:: AVAILABLE RECORDS
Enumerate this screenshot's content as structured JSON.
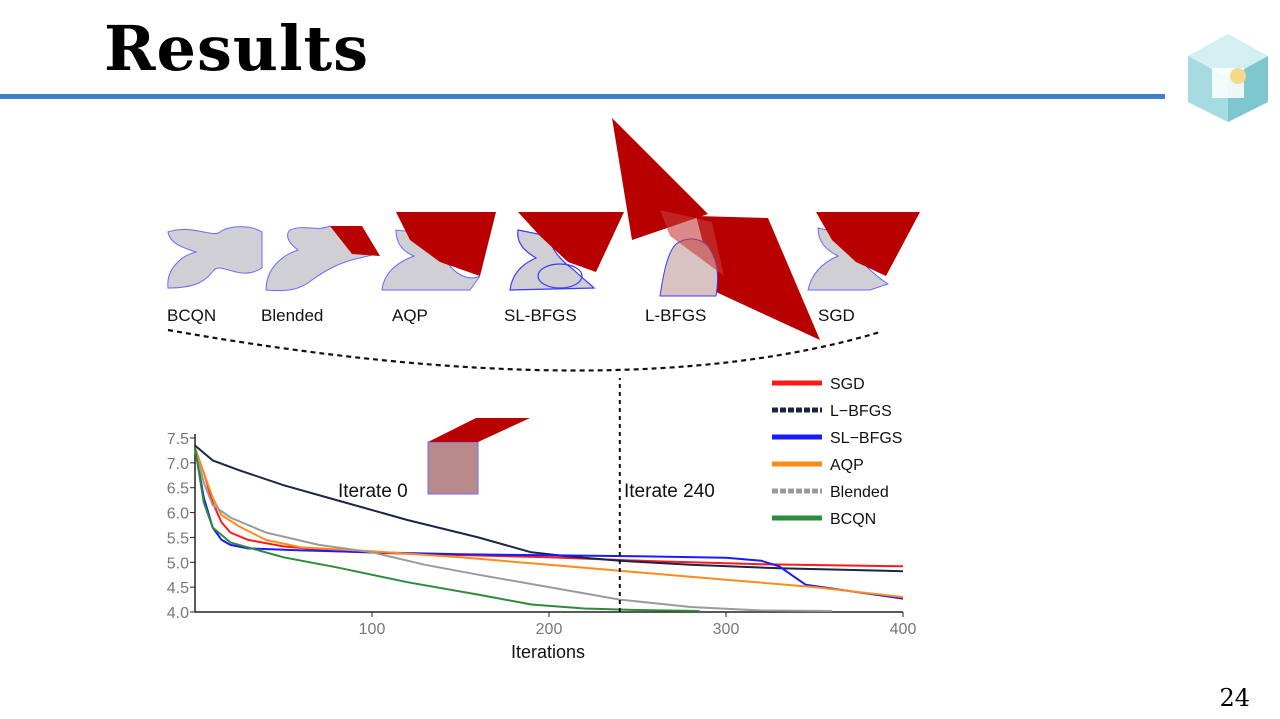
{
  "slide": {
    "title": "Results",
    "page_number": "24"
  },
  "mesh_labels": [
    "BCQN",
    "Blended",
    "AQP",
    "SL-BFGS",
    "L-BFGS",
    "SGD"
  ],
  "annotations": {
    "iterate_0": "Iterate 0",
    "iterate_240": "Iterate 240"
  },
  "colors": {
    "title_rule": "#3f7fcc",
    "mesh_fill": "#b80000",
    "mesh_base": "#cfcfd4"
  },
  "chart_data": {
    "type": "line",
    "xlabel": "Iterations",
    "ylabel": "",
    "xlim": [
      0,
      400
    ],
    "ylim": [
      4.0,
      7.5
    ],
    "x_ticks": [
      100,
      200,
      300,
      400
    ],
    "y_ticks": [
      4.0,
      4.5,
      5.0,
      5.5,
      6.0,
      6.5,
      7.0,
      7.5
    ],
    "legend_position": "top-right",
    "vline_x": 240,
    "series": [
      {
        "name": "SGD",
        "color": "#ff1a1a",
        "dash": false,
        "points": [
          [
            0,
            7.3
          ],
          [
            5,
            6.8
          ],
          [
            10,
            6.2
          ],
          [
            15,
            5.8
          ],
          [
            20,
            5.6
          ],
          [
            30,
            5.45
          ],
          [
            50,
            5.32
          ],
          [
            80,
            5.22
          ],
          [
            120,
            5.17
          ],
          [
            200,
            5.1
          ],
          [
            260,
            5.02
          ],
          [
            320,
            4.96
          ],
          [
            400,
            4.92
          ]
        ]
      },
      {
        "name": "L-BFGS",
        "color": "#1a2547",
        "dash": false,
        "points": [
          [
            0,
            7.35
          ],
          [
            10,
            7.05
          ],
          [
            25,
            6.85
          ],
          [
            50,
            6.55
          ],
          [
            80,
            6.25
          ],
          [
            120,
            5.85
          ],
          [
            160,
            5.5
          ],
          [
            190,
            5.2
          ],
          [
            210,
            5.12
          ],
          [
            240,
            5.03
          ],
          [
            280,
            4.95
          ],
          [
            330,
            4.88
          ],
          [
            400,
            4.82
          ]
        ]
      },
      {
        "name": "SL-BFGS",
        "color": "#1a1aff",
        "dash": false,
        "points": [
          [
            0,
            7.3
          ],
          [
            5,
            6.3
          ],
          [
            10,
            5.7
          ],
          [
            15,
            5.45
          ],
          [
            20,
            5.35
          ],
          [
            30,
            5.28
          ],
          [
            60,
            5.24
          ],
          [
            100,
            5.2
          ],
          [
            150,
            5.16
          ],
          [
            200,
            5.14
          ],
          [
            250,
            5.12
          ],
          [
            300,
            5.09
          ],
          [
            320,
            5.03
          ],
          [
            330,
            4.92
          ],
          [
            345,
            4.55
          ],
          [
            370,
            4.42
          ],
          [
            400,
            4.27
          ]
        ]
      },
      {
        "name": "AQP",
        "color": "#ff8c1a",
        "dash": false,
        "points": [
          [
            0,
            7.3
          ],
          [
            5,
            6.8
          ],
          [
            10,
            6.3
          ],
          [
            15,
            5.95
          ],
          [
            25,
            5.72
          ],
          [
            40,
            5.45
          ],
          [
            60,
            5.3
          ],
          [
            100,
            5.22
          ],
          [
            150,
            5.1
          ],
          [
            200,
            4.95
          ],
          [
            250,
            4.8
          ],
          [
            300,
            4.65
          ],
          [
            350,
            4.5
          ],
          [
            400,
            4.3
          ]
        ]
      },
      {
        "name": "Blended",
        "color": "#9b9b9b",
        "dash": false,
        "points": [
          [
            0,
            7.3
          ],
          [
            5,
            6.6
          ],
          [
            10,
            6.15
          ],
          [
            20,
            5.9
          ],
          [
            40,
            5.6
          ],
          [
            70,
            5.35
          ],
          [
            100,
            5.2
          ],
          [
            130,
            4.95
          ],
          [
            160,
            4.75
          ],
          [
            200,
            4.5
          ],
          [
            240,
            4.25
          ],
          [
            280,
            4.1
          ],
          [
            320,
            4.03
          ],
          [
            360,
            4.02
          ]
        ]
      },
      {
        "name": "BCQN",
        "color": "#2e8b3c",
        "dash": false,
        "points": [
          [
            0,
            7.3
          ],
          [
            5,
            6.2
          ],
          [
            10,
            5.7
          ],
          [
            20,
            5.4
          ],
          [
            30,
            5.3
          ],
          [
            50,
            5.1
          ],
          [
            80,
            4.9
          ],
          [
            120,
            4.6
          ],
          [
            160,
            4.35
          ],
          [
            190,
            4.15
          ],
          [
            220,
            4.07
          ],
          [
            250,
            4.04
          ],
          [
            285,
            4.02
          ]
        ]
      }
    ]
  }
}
::::
:: AVAILABLE RECORDS
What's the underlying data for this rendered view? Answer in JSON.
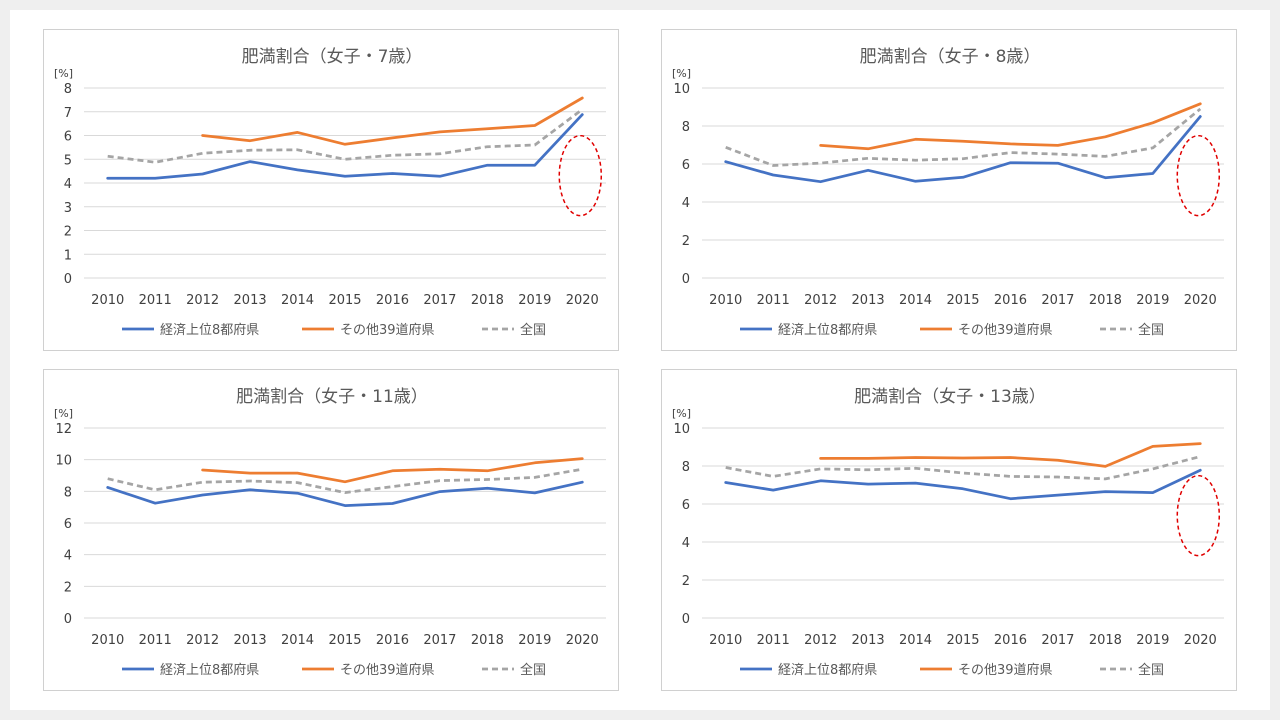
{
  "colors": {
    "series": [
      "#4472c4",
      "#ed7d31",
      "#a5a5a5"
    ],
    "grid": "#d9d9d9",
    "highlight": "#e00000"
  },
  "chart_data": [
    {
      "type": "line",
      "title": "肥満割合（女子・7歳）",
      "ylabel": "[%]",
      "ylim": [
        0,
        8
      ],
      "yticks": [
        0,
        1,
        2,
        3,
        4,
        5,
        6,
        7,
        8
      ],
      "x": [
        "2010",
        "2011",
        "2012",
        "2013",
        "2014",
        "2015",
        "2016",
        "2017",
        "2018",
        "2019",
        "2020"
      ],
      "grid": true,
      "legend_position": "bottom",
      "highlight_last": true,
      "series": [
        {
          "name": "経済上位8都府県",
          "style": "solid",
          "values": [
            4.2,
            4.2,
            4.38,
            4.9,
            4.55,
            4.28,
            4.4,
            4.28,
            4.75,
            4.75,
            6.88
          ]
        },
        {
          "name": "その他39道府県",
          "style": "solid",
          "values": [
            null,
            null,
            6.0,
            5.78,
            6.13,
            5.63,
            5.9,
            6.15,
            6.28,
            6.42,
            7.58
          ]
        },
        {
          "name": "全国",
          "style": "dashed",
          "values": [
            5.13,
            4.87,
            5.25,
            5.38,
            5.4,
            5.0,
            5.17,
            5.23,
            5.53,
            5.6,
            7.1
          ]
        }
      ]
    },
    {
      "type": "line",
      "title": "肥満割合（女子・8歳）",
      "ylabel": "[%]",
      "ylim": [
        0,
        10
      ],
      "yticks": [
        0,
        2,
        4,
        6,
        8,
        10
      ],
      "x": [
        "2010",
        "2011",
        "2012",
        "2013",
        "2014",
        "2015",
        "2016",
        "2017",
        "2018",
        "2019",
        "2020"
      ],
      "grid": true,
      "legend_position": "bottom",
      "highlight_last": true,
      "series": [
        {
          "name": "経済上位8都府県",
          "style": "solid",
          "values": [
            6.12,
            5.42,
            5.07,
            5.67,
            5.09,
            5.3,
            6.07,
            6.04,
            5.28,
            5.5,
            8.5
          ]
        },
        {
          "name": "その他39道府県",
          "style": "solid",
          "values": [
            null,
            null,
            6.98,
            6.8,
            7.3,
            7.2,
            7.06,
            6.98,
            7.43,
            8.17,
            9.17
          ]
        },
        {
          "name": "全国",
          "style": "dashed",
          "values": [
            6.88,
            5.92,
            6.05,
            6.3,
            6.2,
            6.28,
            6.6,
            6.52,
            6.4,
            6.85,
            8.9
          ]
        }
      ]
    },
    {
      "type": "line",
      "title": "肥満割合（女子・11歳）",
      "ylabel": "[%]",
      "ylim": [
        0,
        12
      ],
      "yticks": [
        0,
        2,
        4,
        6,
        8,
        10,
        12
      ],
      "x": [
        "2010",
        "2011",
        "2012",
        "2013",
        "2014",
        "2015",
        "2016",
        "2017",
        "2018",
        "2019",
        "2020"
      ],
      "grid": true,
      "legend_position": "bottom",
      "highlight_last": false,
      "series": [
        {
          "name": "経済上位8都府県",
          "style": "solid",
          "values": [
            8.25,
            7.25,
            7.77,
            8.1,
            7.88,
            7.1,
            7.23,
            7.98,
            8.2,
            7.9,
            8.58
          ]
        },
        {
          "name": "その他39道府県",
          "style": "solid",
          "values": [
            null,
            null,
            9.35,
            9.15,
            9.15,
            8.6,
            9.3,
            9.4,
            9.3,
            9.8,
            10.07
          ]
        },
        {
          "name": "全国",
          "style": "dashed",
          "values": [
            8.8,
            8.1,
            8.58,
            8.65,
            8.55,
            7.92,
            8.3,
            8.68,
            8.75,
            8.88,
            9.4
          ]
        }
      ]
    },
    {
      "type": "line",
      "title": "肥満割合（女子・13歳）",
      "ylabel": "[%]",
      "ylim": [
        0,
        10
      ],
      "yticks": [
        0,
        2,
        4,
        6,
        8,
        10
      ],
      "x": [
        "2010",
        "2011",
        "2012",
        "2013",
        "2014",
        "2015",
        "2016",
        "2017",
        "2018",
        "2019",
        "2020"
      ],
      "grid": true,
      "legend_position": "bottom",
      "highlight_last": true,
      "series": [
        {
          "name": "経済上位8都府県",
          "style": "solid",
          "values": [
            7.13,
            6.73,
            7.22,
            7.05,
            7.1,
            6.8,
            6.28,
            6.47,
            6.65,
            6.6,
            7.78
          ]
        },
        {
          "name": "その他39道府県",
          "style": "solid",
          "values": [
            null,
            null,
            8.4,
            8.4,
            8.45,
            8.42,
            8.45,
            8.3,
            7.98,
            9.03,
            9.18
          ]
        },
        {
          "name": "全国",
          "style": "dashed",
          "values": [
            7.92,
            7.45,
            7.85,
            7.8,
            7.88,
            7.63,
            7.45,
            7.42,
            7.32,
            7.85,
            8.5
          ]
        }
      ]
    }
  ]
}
::::
■ DO THIS ■
Copy every line above in which the string "肥満割合" shows up.

■ TASK OUTPUT ■
      "title": "肥満割合（女子・7歳）",
      "title": "肥満割合（女子・8歳）",
      "title": "肥満割合（女子・11歳）",
      "title": "肥満割合（女子・13歳）",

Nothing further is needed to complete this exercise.